GIVEN INSTRUCTION. Report all lines from the entries below in which "JSON" appears.

----- SUPPLIED RECORDS

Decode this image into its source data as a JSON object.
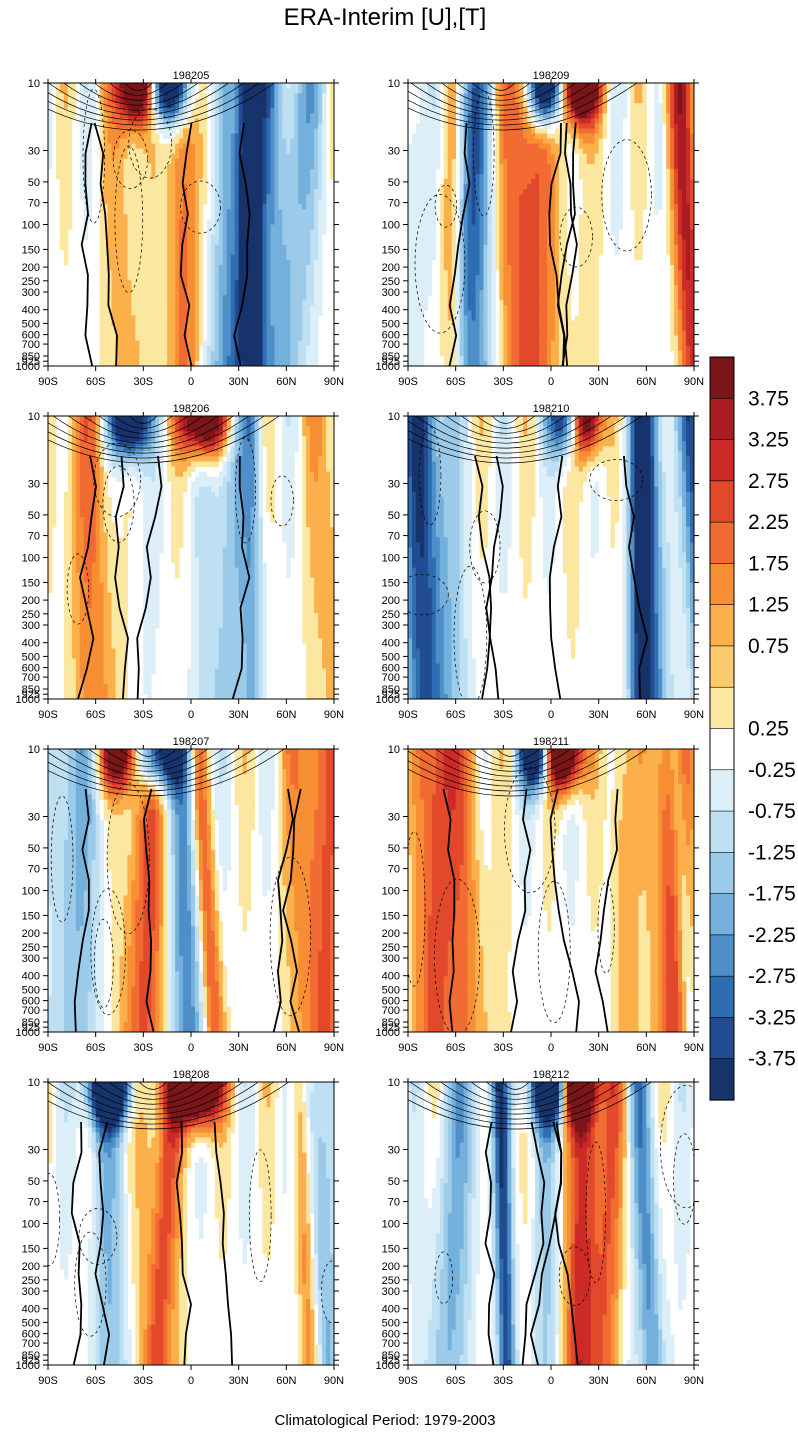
{
  "figure": {
    "title": "ERA-Interim [U],[T]",
    "footer": "Climatological Period: 1979-2003"
  },
  "chart_data": {
    "type": "heatmap",
    "title": "ERA-Interim [U],[T]",
    "subtitle": "Climatological Period: 1979-2003",
    "xlabel": "",
    "ylabel": "",
    "x_ticks": [
      "90S",
      "60S",
      "30S",
      "0",
      "30N",
      "60N",
      "90N"
    ],
    "x_values": [
      -90,
      -60,
      -30,
      0,
      30,
      60,
      90
    ],
    "y_ticks": [
      "10",
      "30",
      "50",
      "70",
      "100",
      "150",
      "200",
      "250",
      "300",
      "400",
      "500",
      "600",
      "700",
      "850",
      "925",
      "1000"
    ],
    "y_values": [
      10,
      30,
      50,
      70,
      100,
      150,
      200,
      250,
      300,
      400,
      500,
      600,
      700,
      850,
      925,
      1000
    ],
    "ylim": [
      1000,
      10
    ],
    "xlim": [
      -90,
      90
    ],
    "panels": [
      "198205",
      "198209",
      "198206",
      "198210",
      "198207",
      "198211",
      "198208",
      "198212"
    ],
    "colorbar": {
      "labels": [
        "3.75",
        "3.25",
        "2.75",
        "2.25",
        "1.75",
        "1.25",
        "0.75",
        "0.25",
        "-0.25",
        "-0.75",
        "-1.25",
        "-1.75",
        "-2.25",
        "-2.75",
        "-3.25",
        "-3.75"
      ],
      "colors": [
        "#7a1518",
        "#a81c22",
        "#cc2a27",
        "#e2492b",
        "#f26b32",
        "#f88e33",
        "#fbb04b",
        "#fccb6e",
        "#fbe7a0",
        "#ffffff",
        "#dceef8",
        "#bfe0f3",
        "#9ccbea",
        "#74b0dc",
        "#4e8fc9",
        "#2f6db2",
        "#214c92",
        "#17336b"
      ]
    },
    "colors": {
      "contour": "#000000"
    }
  }
}
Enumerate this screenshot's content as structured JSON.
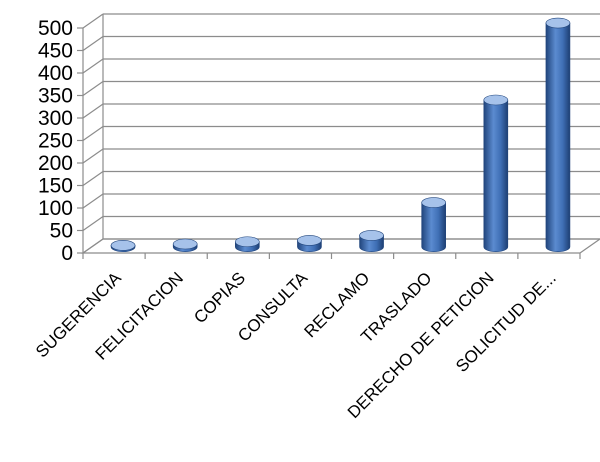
{
  "chart_data": {
    "type": "bar",
    "categories": [
      "SUGERENCIA",
      "FELICITACION",
      "COPIAS",
      "CONSULTA",
      "RECLAMO",
      "TRASLADO",
      "DERECHO DE PETICION",
      "SOLICITUD DE..."
    ],
    "values": [
      3,
      6,
      11,
      14,
      25,
      98,
      326,
      497
    ],
    "yticks": [
      0,
      50,
      100,
      150,
      200,
      250,
      300,
      350,
      400,
      450,
      500
    ],
    "ylim": [
      0,
      500
    ],
    "grid": true,
    "legend": "none",
    "bar_color": "#3f6fb5",
    "bar_light": "#a6c2ea",
    "bar_dark": "#21457c"
  }
}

----------

EXPECTED OUTPUT.
Decode this image into its source data as a JSON object.
Enumerate this screenshot's content as structured JSON.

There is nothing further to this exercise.